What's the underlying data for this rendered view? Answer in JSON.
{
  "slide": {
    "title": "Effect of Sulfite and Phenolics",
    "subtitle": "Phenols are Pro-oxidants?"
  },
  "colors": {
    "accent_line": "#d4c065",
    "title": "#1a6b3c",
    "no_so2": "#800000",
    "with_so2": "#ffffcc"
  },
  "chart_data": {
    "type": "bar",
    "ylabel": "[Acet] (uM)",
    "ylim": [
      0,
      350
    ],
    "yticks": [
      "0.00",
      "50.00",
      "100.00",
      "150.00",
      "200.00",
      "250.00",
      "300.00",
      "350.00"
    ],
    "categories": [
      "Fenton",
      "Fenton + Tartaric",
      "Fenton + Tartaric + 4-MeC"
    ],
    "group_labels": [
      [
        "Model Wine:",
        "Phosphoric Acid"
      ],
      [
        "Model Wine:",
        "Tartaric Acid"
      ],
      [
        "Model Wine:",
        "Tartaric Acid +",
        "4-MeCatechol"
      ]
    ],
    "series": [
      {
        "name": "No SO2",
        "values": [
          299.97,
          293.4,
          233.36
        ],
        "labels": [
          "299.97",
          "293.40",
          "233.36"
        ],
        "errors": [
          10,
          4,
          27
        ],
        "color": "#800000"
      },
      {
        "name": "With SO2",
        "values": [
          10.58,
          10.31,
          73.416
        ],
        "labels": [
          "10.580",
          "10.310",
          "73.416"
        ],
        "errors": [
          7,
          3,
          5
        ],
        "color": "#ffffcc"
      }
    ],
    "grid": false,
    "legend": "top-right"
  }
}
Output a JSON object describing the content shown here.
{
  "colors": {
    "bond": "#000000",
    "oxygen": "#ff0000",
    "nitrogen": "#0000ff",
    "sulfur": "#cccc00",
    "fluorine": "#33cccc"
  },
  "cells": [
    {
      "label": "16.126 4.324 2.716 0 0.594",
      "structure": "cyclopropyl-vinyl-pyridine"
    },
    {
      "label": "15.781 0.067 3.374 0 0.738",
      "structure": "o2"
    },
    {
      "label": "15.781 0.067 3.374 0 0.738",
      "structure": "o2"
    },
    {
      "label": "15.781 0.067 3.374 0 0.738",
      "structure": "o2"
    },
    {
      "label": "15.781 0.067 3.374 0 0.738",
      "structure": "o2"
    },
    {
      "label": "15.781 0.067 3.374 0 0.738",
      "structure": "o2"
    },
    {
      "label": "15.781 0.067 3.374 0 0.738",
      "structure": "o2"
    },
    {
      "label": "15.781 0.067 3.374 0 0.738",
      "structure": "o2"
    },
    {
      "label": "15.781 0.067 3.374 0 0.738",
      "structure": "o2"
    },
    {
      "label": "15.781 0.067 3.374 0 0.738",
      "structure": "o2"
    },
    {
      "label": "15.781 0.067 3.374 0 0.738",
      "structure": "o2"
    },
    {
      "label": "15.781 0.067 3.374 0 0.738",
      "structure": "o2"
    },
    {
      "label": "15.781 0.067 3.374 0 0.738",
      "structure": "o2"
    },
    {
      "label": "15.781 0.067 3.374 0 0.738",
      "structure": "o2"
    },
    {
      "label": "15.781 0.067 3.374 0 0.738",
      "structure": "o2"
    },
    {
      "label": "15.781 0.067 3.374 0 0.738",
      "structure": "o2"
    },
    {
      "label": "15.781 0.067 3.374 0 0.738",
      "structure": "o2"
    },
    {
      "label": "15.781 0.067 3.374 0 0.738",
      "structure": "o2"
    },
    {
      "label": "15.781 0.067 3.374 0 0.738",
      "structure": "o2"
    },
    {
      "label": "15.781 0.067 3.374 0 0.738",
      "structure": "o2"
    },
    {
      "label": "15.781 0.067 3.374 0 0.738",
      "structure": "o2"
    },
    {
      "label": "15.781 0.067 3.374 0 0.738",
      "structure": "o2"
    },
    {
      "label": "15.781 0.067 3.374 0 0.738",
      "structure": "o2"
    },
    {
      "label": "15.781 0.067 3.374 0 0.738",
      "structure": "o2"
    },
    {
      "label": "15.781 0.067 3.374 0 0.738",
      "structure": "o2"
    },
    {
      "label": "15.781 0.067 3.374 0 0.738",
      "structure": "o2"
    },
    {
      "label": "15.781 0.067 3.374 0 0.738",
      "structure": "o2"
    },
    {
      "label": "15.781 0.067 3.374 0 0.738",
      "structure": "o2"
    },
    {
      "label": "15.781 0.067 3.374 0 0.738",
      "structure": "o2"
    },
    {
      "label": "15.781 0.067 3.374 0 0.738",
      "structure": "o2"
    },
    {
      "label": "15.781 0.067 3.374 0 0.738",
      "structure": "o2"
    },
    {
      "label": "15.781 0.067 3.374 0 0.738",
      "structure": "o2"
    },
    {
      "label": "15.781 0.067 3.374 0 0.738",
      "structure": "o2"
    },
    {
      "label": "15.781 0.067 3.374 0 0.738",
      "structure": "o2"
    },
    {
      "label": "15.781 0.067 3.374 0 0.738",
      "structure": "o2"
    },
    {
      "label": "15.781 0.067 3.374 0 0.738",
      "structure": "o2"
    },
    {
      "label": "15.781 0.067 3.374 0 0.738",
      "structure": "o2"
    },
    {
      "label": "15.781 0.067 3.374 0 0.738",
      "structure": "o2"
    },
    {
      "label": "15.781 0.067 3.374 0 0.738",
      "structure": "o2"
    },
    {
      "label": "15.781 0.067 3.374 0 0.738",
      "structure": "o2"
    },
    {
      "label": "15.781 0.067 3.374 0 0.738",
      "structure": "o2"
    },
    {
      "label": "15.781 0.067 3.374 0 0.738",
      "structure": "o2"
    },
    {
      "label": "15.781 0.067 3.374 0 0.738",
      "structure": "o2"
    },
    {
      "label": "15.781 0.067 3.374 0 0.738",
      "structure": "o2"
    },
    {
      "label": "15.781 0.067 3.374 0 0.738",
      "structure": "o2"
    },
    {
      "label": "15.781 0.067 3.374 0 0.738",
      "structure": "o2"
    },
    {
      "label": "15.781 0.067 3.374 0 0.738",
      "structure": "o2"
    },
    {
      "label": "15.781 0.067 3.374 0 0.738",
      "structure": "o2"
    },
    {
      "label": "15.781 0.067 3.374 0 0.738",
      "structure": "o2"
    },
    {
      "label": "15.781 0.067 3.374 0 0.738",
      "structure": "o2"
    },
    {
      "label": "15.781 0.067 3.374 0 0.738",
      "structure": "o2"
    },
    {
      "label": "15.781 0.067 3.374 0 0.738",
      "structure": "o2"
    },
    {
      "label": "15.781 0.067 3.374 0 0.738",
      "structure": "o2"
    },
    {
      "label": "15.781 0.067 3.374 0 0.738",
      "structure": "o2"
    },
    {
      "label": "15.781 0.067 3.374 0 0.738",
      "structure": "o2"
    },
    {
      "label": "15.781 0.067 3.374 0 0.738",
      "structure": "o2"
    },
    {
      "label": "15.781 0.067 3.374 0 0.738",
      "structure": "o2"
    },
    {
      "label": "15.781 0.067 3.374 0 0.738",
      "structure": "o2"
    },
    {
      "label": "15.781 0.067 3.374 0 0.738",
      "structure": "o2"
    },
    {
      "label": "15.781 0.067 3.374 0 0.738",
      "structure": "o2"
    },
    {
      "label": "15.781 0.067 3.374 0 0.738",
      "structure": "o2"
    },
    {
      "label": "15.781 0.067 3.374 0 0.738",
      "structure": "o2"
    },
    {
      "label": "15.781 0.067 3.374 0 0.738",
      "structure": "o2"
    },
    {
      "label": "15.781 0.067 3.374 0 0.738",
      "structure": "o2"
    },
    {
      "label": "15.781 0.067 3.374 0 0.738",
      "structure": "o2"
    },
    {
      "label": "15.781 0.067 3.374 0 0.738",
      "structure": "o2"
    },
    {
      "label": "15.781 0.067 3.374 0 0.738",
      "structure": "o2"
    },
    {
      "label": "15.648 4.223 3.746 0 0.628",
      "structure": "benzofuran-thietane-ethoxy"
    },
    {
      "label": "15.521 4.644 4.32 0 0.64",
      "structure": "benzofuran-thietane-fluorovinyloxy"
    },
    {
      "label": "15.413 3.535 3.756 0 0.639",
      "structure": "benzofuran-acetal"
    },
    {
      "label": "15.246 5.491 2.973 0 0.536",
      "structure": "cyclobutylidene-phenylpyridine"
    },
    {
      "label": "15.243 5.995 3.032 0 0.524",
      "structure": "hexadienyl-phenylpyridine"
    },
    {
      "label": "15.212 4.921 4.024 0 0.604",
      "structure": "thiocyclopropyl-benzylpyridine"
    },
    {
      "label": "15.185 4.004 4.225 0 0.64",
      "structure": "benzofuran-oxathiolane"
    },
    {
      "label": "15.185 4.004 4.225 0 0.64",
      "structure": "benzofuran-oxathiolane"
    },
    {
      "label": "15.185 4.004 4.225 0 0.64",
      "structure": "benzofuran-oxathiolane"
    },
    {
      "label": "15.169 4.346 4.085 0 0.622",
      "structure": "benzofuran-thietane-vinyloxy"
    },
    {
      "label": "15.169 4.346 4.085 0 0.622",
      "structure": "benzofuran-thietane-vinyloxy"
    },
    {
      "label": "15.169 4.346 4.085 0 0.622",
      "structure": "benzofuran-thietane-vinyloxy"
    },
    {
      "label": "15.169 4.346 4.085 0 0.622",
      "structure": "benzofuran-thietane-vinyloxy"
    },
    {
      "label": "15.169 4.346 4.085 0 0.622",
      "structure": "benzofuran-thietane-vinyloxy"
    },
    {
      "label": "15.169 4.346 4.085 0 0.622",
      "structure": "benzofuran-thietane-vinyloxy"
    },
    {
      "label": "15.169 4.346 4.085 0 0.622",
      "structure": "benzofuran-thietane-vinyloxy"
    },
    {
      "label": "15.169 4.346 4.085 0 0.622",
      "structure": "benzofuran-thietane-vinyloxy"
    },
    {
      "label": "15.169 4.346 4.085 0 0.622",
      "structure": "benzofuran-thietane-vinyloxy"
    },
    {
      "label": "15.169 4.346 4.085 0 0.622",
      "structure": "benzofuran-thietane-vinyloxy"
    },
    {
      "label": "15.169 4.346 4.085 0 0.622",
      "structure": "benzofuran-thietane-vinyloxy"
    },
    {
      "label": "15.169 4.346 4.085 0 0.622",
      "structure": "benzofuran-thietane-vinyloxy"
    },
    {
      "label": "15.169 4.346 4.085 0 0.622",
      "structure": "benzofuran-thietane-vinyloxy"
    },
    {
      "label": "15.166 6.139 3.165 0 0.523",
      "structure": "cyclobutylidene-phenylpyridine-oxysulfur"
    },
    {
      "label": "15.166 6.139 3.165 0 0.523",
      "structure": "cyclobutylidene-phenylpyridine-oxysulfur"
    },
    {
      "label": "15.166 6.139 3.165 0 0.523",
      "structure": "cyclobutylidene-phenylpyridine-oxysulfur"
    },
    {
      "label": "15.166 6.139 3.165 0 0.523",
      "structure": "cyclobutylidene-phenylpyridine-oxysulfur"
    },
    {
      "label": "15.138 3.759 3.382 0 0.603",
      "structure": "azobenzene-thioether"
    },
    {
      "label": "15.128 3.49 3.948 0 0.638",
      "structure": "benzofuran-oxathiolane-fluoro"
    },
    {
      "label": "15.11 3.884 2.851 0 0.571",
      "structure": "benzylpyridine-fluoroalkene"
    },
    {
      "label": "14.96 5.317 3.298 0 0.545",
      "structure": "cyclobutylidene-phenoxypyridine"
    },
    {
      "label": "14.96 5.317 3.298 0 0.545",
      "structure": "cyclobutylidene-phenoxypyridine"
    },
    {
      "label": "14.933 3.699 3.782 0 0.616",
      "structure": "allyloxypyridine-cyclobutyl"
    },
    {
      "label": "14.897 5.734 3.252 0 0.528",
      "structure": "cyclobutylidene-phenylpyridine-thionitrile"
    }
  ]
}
|---|
Read the data above. Pull out each line in which the string "JSON" appears.

ANSWER TO THIS EXERCISE:
What's the underlying data for this rendered view? Answer in JSON.
Output a JSON object describing the content shown here.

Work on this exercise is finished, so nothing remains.